**Aim**:
Keep only the lines that hold the string "features", filtering out the rest of the entries below.

++++++++

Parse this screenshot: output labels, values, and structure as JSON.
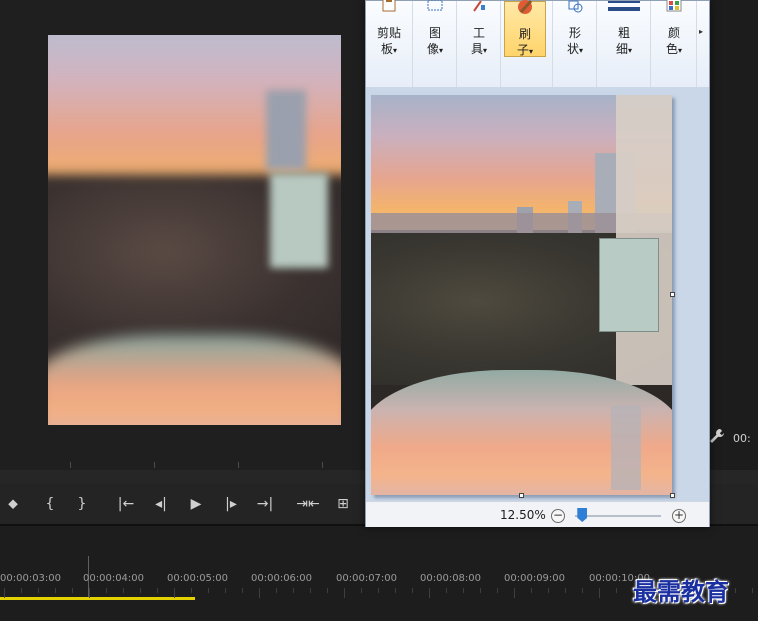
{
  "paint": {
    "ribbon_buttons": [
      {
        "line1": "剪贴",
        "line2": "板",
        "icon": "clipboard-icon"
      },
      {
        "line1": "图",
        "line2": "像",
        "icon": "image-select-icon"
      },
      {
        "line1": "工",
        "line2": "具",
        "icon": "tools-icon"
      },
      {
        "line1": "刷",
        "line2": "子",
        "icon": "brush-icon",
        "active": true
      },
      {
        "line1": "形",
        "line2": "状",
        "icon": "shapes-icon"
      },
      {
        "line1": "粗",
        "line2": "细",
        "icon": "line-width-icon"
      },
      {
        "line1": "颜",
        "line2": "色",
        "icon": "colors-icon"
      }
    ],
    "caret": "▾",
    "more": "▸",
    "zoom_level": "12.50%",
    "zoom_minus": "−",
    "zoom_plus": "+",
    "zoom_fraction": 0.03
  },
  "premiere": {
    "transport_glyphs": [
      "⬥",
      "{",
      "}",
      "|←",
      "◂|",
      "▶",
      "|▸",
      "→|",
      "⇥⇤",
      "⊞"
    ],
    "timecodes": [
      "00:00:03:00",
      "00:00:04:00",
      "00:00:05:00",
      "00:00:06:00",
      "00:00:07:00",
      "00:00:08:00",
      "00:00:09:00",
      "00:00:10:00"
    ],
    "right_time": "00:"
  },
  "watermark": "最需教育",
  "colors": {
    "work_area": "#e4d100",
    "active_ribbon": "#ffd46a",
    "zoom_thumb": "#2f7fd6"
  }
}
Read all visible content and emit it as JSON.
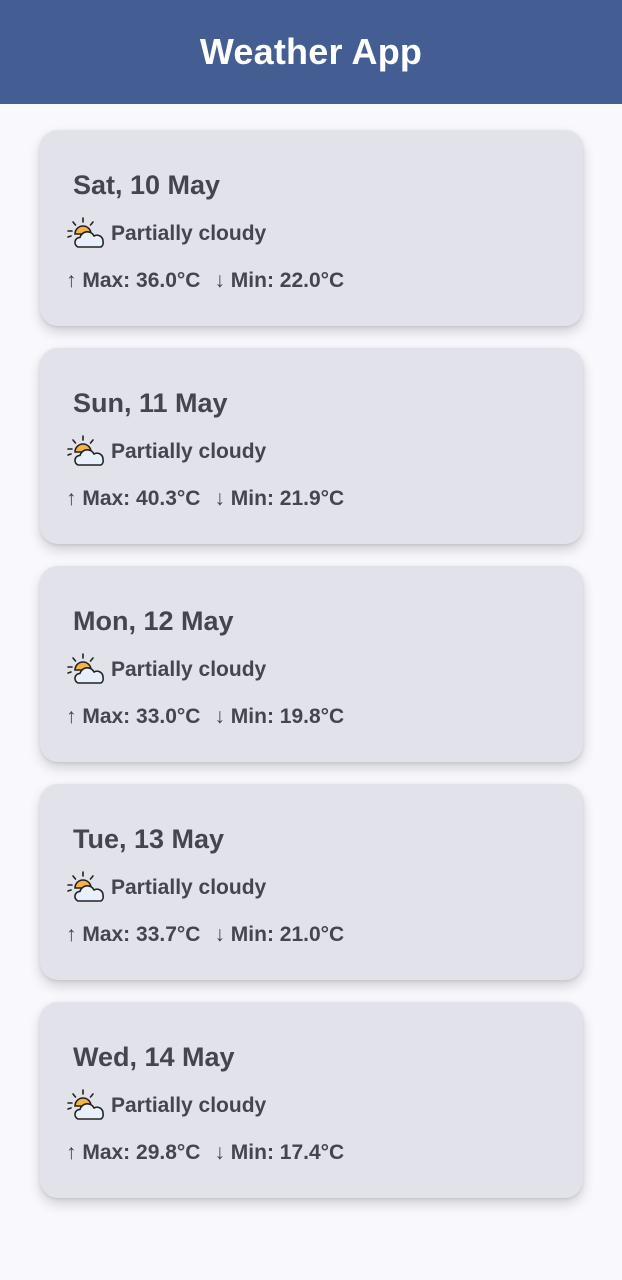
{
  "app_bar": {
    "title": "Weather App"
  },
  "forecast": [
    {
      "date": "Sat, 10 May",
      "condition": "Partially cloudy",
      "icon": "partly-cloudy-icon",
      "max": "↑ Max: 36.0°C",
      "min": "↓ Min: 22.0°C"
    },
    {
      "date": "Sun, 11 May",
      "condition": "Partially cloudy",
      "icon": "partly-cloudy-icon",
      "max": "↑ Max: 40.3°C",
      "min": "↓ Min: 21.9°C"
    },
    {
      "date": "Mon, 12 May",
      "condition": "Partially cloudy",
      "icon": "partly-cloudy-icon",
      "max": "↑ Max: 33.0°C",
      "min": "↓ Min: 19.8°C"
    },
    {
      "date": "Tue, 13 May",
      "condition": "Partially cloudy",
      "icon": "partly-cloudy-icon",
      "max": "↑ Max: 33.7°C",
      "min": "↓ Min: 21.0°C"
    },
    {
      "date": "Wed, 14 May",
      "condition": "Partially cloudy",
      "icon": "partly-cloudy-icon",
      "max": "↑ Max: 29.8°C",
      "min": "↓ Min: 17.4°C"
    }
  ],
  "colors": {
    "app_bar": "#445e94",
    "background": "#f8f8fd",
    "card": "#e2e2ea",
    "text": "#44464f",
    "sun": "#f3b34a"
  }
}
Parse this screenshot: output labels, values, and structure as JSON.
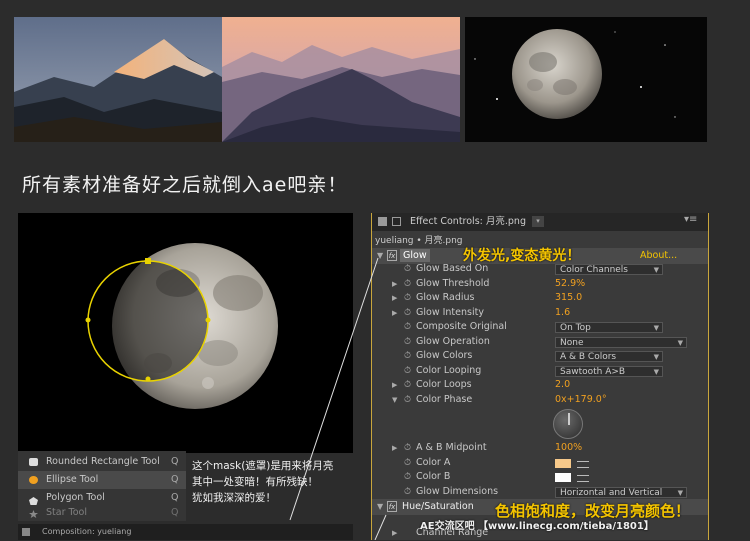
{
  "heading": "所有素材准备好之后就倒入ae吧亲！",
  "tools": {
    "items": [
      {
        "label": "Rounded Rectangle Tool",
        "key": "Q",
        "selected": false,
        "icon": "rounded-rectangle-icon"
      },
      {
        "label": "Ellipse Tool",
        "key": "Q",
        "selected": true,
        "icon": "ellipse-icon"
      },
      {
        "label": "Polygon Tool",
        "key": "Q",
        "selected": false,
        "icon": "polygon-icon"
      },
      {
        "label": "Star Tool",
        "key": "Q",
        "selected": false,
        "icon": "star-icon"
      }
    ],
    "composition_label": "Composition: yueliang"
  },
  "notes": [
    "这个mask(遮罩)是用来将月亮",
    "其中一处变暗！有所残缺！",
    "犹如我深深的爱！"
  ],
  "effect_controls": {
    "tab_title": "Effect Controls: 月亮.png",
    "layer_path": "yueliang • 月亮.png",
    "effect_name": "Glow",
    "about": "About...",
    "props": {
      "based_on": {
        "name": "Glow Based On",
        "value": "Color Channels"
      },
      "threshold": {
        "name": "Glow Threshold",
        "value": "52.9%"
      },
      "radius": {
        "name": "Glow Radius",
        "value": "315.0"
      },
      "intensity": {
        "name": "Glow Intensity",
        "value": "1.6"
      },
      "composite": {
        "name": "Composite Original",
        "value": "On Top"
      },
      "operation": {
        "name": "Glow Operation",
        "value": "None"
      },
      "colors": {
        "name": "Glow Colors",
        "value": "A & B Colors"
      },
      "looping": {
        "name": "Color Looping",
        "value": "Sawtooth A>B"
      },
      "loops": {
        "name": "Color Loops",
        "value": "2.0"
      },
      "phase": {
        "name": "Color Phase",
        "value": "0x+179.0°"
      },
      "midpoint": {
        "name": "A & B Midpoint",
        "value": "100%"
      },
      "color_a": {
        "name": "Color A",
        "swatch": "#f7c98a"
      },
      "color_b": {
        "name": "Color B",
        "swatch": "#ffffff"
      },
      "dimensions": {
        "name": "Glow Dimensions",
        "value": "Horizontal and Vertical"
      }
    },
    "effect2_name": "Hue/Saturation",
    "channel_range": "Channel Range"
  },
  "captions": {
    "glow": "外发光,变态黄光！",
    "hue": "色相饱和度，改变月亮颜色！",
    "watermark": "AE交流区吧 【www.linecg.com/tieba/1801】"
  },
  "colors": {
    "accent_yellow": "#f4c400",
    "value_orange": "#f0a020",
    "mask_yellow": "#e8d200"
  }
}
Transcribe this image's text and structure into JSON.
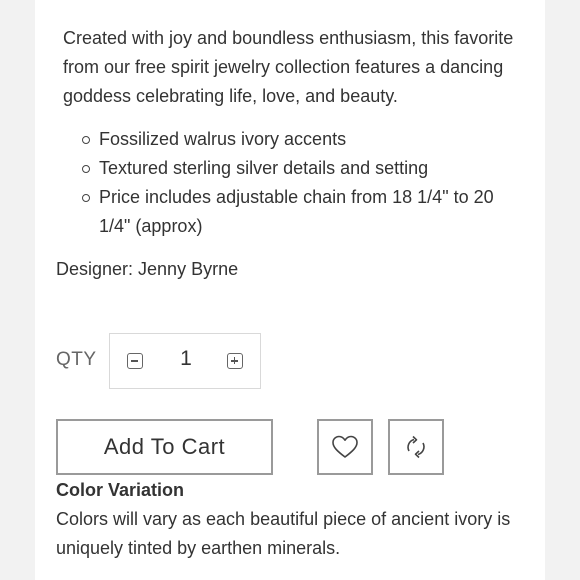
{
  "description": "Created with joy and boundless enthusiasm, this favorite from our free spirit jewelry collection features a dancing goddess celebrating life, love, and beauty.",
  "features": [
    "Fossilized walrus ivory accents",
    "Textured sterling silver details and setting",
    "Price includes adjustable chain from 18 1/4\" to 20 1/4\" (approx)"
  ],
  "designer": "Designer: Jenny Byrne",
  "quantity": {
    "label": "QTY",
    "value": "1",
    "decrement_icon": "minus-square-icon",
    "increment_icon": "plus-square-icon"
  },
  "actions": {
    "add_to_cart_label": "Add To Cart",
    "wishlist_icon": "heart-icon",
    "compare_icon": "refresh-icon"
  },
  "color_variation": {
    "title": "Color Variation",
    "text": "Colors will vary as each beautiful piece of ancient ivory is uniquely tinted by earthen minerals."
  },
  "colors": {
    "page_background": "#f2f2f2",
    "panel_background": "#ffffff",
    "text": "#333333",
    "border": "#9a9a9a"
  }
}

++++++++

**Solution to this problem**:
  "description": "Created with joy and boundless enthusiasm, this favorite from our free spirit jewelry collection features a dancing goddess celebrating life, love, and beauty.",
  "features": [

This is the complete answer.